__Provided information__.
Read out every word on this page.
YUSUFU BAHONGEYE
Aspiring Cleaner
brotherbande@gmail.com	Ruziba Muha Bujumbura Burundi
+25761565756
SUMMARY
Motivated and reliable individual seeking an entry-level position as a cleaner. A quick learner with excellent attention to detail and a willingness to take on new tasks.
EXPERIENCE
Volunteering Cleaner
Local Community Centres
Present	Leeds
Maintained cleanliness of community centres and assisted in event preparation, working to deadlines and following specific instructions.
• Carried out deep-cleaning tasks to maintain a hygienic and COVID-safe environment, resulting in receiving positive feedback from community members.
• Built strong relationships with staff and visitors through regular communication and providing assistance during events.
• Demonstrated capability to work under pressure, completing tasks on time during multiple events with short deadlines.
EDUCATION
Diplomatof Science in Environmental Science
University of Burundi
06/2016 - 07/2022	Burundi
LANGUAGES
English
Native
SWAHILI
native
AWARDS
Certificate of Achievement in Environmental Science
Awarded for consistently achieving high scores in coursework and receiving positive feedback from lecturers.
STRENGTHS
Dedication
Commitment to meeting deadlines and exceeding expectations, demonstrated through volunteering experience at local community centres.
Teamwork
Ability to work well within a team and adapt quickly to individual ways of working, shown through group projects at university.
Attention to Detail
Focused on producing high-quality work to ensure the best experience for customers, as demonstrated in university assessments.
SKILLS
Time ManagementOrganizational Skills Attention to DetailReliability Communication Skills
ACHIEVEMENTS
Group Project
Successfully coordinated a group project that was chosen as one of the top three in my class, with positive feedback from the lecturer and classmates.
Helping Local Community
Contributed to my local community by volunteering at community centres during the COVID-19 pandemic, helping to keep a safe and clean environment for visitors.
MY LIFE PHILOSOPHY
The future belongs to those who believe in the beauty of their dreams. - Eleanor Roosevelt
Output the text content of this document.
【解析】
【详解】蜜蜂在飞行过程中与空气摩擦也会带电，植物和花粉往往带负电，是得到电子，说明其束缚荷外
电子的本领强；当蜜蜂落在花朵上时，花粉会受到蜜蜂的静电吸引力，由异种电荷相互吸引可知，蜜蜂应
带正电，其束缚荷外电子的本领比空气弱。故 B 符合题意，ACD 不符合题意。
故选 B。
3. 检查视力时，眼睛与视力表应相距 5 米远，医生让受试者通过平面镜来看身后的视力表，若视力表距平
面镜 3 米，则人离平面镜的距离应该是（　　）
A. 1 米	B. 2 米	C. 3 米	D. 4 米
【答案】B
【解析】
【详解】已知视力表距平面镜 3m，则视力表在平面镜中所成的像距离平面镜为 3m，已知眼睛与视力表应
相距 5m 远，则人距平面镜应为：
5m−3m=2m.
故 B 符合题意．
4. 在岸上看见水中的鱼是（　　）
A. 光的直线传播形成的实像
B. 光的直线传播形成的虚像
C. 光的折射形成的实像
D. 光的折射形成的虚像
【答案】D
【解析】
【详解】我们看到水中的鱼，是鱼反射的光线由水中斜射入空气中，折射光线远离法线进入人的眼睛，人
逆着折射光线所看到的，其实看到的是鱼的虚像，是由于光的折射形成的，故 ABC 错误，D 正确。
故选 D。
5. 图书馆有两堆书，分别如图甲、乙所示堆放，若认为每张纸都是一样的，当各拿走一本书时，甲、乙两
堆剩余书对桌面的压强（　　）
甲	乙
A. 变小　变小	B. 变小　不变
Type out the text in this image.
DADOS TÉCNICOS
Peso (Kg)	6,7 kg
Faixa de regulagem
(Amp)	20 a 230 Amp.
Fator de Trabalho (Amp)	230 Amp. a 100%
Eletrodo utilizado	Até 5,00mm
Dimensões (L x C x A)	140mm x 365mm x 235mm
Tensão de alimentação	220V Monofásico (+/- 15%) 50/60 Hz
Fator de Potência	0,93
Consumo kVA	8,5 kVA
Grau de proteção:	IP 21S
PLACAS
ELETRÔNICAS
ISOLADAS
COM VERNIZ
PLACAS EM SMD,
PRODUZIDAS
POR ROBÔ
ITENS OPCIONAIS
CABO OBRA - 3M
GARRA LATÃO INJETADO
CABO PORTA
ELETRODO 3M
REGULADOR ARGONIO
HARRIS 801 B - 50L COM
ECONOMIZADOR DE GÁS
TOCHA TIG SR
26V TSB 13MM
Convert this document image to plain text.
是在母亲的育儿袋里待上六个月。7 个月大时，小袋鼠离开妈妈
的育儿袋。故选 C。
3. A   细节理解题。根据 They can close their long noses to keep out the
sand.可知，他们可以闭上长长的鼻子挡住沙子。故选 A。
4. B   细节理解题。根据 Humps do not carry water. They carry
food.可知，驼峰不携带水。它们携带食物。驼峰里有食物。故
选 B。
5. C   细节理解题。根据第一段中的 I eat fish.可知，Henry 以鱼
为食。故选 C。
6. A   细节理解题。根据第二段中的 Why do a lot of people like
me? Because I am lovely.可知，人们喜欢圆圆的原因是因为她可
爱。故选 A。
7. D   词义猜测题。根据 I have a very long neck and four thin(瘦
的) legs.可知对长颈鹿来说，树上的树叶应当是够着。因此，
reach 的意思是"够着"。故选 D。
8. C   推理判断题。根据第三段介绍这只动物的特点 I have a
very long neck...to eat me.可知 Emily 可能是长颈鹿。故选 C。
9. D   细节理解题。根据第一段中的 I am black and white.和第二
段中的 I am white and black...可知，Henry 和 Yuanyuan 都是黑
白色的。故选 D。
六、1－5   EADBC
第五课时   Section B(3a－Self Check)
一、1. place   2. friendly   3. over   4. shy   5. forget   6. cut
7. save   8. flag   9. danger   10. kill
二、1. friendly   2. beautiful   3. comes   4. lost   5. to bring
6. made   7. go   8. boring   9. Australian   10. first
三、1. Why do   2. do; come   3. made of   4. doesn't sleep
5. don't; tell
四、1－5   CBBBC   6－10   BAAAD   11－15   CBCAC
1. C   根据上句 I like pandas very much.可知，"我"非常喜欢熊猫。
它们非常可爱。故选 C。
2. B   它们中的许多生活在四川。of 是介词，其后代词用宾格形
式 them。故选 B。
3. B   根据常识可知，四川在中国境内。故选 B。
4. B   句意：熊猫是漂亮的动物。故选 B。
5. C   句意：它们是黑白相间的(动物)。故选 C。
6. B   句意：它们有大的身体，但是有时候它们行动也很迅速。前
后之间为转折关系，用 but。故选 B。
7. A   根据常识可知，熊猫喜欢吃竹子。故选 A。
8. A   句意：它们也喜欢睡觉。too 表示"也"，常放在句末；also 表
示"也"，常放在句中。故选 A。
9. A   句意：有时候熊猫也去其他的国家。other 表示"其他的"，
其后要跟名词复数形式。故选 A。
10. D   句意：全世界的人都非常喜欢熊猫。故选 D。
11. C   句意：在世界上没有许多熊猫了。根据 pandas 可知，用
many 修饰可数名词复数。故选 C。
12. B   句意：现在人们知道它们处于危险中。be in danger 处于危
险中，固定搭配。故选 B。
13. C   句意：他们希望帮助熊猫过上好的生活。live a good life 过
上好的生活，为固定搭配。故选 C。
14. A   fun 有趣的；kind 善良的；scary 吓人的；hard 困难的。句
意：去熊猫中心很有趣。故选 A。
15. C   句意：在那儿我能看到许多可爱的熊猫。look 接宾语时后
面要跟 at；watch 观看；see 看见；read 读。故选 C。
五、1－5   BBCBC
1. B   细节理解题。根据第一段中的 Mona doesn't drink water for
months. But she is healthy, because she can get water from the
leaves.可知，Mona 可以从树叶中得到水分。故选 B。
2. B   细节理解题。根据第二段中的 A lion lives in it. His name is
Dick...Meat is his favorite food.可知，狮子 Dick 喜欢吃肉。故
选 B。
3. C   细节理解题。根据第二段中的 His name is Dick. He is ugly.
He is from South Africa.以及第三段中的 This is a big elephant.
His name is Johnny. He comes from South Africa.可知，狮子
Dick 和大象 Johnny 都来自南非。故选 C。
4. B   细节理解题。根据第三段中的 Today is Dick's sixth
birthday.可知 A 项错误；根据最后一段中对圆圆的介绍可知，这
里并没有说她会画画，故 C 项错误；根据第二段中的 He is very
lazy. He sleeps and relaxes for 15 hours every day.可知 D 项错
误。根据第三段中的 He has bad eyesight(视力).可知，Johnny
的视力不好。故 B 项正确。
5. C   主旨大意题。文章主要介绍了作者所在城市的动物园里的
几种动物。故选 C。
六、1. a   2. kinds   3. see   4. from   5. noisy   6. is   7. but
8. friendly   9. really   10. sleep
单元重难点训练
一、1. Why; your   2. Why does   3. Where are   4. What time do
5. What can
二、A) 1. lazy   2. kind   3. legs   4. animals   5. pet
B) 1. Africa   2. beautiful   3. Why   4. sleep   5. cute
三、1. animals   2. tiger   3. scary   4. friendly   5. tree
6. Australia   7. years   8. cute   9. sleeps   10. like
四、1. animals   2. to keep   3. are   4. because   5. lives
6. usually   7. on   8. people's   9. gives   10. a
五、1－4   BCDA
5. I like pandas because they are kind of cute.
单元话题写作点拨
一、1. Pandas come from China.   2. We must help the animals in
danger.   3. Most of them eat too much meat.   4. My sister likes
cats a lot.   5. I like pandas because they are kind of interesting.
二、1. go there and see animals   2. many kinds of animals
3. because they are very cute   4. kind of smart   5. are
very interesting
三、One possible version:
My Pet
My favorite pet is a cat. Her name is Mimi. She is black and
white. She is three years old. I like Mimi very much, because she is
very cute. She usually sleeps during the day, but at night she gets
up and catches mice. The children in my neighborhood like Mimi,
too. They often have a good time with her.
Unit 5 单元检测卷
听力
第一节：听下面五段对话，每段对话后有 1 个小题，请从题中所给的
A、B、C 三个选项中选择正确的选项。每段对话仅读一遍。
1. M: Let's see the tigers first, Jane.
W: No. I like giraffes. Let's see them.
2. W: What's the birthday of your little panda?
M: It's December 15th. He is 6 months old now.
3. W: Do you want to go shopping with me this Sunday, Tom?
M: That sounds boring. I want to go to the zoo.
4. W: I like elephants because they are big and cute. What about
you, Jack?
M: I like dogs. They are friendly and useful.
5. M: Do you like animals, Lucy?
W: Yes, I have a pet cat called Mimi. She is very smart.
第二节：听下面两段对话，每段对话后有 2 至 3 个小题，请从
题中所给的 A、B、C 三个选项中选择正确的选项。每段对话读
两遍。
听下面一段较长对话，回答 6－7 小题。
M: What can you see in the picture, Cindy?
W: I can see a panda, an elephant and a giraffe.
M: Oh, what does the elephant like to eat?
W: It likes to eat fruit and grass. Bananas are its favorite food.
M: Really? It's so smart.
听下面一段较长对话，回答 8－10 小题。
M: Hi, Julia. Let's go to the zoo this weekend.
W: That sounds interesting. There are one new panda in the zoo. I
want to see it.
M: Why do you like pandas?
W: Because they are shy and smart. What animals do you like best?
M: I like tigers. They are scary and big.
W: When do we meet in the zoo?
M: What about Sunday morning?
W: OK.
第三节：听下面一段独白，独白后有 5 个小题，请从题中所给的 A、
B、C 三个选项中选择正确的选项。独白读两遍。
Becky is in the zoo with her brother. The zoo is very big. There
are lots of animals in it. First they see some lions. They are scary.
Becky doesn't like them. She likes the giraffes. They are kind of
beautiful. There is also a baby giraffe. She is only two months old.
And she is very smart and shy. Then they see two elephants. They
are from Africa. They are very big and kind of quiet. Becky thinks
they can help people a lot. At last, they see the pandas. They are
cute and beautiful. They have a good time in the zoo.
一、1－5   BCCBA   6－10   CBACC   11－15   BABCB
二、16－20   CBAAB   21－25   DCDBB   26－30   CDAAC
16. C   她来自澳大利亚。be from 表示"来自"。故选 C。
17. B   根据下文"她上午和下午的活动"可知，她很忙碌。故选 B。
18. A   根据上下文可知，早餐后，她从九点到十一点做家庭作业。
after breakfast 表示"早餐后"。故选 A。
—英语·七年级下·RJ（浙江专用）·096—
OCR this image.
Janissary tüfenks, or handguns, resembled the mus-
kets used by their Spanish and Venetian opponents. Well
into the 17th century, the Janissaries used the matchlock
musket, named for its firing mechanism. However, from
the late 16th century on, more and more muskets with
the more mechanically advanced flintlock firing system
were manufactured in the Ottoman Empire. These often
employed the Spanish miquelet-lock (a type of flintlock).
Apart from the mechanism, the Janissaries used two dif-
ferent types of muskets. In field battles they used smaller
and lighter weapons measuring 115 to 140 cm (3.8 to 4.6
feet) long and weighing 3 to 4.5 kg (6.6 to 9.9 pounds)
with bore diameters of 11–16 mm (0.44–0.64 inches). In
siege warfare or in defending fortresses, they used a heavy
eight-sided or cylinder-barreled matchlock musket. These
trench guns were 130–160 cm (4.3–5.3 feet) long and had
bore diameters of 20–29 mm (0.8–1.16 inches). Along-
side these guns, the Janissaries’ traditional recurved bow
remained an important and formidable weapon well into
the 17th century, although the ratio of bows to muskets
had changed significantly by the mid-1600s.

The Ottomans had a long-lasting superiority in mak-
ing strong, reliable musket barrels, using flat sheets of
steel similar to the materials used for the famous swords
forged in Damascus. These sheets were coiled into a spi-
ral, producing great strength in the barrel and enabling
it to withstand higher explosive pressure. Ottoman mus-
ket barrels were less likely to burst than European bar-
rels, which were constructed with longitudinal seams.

__Aim of the task__. Copy out every line where the word "barrels" occurs.

__Solution to this problem__.
ing strong, reliable musket barrels, using flat sheets of
ket barrels were less likely to burst than European bar-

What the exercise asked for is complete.